(Instructions for the task) Carry on the news article about the petition to commute Brookins' sentence, starting right after its final sentence.

(Document section)
################
A petition on Change.org asking Gov. Tom Wolf and the pardons board to commute Brookins' sentence has collected more than 8,000 signatures.

The petition notes his behavior since going to prison, which includes becoming a certified yoga instructor, earning a degree from Pennsylvania State College of Horticulture and creating a fitness and wellness program used at Phoenix State Correctional Institution, in Collegeville, where he is incarcerated.

But, in a letter to the Board of Pardons, Bucks County Chief Deputy District Attorney Jill Graziano laid out her office's case. It says Brookins' fingerprints were found at the crime scene, including a bloody fingerprint found on a television remote near Ginsberg's body.

She says Brookins repeatedly changed his story during three police interviews in 1991 and claims he made up a story about walking in on Ginsberg's daughter attacking her mother.
################
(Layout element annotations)

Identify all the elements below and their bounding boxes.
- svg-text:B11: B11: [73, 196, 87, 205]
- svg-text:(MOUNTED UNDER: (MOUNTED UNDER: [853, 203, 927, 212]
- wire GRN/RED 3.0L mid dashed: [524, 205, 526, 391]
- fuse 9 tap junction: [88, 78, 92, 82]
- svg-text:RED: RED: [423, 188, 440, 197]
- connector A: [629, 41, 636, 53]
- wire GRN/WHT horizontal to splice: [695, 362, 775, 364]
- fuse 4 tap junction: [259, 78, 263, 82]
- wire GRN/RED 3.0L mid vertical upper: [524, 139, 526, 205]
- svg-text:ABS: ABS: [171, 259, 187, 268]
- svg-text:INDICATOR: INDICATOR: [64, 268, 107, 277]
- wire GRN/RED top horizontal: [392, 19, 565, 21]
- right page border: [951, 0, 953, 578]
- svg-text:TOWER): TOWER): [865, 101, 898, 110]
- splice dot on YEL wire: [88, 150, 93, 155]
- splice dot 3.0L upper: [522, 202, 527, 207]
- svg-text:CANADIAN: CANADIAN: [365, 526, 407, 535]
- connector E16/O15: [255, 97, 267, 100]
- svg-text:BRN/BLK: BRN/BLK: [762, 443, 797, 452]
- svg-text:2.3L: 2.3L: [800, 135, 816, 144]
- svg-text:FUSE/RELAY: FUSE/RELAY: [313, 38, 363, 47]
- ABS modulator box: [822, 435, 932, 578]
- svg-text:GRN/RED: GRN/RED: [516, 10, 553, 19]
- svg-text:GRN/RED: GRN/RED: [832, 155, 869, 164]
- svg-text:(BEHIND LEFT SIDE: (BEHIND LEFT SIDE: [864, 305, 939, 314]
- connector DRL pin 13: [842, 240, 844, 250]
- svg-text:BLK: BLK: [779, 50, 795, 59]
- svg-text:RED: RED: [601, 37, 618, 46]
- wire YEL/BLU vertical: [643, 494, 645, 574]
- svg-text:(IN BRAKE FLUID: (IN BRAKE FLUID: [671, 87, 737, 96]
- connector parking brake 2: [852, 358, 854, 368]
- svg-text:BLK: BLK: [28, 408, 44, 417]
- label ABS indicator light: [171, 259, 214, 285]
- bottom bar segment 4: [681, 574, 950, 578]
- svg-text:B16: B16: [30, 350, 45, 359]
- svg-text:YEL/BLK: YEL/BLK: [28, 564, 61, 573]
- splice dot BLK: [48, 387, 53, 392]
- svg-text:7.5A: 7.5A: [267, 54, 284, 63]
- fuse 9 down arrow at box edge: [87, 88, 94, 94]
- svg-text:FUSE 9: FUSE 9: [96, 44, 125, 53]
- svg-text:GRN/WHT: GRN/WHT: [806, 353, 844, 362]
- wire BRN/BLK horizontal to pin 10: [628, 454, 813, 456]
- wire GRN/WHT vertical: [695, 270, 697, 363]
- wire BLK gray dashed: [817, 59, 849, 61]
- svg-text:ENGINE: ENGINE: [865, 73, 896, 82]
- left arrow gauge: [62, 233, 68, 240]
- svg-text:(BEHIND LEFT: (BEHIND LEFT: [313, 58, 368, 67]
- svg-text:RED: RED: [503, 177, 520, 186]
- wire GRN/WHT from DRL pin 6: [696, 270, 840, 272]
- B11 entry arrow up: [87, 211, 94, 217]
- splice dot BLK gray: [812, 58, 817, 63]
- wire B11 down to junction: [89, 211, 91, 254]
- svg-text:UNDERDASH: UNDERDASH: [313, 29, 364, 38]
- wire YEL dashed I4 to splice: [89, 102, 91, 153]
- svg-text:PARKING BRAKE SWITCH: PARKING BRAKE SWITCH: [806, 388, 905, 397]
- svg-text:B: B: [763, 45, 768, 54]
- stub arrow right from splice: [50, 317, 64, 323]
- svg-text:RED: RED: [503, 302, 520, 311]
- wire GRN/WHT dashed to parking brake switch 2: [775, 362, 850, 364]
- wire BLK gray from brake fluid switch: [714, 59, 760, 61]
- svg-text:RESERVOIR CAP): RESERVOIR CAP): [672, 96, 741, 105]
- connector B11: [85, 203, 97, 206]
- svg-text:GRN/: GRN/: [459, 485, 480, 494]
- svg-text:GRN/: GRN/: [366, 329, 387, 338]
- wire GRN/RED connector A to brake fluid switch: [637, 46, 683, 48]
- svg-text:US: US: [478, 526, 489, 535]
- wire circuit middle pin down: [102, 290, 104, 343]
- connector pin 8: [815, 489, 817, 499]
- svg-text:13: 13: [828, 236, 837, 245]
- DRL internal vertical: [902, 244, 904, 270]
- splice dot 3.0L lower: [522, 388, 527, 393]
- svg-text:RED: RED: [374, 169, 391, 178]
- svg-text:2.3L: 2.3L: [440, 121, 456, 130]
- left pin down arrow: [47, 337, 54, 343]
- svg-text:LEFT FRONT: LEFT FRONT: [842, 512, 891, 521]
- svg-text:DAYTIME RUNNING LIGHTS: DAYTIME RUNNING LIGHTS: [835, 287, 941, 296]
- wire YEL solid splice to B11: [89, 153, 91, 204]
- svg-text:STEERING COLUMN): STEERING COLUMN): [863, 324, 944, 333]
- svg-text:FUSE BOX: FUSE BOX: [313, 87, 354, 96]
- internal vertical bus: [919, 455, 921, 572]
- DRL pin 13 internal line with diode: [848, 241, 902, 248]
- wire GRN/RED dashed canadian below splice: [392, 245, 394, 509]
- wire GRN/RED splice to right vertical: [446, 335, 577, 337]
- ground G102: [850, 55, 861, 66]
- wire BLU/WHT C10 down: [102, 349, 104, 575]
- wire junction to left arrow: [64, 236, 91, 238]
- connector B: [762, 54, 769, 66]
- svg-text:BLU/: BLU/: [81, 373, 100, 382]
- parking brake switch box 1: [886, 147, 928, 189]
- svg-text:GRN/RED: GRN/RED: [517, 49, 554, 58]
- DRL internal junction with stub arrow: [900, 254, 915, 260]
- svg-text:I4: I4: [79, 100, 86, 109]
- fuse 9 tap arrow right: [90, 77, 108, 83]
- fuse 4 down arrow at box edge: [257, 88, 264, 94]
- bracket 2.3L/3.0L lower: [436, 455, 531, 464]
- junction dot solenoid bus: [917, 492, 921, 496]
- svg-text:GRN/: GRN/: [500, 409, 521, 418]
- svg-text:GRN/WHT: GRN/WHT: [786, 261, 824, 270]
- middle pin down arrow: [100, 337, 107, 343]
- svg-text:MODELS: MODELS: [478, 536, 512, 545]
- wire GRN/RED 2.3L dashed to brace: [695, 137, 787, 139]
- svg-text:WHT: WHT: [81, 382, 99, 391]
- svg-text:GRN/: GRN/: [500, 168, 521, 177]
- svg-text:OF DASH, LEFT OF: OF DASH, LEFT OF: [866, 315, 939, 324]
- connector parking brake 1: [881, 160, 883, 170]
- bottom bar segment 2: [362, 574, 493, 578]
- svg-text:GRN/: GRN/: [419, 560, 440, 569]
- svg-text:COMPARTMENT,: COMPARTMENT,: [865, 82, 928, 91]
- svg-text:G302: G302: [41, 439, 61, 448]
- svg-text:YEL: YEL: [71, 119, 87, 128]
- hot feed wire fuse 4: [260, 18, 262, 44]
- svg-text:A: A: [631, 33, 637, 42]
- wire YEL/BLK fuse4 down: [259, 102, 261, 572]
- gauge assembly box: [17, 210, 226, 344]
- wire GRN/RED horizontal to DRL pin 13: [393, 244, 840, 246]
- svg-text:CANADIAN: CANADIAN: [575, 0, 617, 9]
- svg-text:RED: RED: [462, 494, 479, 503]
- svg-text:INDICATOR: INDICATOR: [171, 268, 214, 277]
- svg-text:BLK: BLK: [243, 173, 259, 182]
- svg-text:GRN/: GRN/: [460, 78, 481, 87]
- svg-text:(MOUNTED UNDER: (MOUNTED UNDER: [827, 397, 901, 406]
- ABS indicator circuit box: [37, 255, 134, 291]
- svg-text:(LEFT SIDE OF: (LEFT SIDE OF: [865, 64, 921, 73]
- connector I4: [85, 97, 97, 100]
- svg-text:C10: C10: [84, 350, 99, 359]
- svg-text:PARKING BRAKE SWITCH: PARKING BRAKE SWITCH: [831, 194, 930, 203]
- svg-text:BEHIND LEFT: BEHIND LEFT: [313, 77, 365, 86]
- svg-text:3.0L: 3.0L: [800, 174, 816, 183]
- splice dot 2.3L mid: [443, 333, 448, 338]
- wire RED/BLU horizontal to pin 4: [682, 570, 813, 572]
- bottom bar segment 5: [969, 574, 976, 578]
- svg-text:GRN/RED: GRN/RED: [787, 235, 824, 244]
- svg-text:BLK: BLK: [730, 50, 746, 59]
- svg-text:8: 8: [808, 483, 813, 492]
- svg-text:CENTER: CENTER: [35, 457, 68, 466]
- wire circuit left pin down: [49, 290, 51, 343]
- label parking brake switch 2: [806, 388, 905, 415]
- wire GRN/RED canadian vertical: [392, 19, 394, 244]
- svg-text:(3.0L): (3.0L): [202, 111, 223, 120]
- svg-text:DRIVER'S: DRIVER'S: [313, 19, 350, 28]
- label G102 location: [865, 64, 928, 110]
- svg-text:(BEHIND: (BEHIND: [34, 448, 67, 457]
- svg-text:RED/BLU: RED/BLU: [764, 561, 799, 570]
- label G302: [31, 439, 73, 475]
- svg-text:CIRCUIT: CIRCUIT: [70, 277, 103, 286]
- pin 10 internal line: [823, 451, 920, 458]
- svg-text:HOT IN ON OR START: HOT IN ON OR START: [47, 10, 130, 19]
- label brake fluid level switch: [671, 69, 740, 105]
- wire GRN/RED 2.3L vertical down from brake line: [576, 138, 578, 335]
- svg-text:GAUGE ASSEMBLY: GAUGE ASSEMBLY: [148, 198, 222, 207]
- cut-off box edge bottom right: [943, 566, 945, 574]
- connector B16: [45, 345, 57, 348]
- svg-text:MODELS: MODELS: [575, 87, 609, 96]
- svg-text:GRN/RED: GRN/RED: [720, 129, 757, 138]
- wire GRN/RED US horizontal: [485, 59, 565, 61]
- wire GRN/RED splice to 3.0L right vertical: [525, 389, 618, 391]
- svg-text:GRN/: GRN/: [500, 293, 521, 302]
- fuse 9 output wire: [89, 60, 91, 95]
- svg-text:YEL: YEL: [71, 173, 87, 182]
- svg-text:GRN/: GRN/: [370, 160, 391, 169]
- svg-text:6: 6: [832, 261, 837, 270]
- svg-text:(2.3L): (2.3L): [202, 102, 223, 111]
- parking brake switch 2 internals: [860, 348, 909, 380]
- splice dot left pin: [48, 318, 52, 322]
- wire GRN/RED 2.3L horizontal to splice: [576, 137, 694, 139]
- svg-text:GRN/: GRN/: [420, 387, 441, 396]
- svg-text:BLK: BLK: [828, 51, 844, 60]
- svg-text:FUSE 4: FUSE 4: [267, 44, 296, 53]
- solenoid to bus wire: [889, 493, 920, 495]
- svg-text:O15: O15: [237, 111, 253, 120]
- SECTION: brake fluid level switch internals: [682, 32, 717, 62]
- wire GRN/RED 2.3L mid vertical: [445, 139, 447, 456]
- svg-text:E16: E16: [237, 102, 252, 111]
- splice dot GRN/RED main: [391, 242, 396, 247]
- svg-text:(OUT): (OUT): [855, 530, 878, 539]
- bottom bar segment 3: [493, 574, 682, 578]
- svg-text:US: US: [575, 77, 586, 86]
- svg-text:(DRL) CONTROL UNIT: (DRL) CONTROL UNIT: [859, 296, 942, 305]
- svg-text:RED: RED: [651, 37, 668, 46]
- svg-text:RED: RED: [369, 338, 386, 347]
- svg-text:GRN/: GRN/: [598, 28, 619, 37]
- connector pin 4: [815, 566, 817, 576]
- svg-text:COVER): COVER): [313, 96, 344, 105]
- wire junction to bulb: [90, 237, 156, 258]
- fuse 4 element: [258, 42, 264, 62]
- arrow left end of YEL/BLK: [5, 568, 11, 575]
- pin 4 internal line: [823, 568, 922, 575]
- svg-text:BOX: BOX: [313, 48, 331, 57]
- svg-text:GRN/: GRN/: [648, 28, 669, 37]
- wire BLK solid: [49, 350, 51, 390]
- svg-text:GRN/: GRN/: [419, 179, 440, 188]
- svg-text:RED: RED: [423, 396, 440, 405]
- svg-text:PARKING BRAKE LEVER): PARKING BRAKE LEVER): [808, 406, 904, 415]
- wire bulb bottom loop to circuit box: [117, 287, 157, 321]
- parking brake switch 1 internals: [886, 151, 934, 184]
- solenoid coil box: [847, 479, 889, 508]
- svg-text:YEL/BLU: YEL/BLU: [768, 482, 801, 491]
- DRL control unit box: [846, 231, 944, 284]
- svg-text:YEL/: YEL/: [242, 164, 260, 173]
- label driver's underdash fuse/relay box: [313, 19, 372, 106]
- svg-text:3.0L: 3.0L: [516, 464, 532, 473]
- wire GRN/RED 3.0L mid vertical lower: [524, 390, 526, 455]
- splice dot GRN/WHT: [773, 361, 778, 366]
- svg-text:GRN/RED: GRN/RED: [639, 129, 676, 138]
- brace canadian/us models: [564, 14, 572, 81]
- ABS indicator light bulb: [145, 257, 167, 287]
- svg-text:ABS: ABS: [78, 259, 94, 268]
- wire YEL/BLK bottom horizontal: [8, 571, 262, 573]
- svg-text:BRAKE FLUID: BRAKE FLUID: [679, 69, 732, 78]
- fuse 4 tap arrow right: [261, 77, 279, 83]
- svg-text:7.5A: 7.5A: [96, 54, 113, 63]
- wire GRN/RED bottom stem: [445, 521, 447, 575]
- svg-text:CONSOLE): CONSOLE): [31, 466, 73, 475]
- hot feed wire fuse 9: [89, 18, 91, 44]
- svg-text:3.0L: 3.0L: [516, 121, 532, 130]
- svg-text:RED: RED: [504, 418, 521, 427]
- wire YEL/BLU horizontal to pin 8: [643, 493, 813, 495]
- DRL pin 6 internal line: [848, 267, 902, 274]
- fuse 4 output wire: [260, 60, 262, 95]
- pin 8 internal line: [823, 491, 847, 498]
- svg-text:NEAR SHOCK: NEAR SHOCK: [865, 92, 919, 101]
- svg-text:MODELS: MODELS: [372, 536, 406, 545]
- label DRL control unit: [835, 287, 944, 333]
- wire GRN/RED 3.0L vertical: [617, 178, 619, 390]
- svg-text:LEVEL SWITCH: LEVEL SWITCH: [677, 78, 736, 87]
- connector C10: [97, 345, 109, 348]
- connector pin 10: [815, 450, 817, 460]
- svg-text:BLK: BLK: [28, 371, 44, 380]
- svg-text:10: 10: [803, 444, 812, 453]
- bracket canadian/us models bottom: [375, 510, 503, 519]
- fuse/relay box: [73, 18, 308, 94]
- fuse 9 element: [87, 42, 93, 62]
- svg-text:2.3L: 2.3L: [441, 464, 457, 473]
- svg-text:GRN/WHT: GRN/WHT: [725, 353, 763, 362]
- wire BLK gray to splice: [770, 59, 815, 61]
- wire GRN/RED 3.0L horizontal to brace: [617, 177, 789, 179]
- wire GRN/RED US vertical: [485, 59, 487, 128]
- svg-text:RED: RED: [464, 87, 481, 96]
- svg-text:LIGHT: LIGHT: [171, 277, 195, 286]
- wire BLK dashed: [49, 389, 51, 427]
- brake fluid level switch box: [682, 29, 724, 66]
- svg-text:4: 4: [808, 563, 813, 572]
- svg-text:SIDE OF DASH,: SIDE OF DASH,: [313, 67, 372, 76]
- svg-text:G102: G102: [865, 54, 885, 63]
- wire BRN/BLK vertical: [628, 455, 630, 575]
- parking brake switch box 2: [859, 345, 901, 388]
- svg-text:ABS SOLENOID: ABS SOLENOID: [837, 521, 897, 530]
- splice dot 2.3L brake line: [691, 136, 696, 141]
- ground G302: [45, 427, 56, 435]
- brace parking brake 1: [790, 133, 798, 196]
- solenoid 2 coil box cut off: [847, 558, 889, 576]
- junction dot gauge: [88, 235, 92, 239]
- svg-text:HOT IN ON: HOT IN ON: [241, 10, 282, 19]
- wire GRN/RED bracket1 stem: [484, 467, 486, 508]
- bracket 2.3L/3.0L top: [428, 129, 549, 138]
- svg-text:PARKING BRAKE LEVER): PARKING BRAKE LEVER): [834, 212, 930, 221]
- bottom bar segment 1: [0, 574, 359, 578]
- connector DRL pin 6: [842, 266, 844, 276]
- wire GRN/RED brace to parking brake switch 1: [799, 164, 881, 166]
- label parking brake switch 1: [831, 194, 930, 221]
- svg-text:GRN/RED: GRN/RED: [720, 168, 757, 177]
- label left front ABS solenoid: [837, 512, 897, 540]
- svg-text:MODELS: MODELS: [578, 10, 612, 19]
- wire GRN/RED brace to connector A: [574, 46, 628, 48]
################
(Reply)
According to the letter, no physical evidence was ever found linking Ginsberg's daughter to the killing.

"His repeated denials, his ever-changing account of events and his failure to report to police or anyone else his apparent discovery of Sheila Ginsberg's murder makes his attempt to explain away the physical evidence against him wholly unbelievable," Graziano wrote. "The Bucks County District Attorney's Office asks this Board not to be swayed by conjecture or the false specter of an innocent man in prison. John Brookins is not innocent, and he does not deserve clemency in the murder of Sheila Ginsberg."

The letter goes on to say evidence showed Ginsberg's injuries would have required a "great deal" or "considerable amount" of force unlikely from her daughter, who was 5 feet tall and weighed between 80-90 pounds.

Brookins request is scheduled for a Board of Pardons session set to start at 3 p.m. Thursday. The session may be viewed online.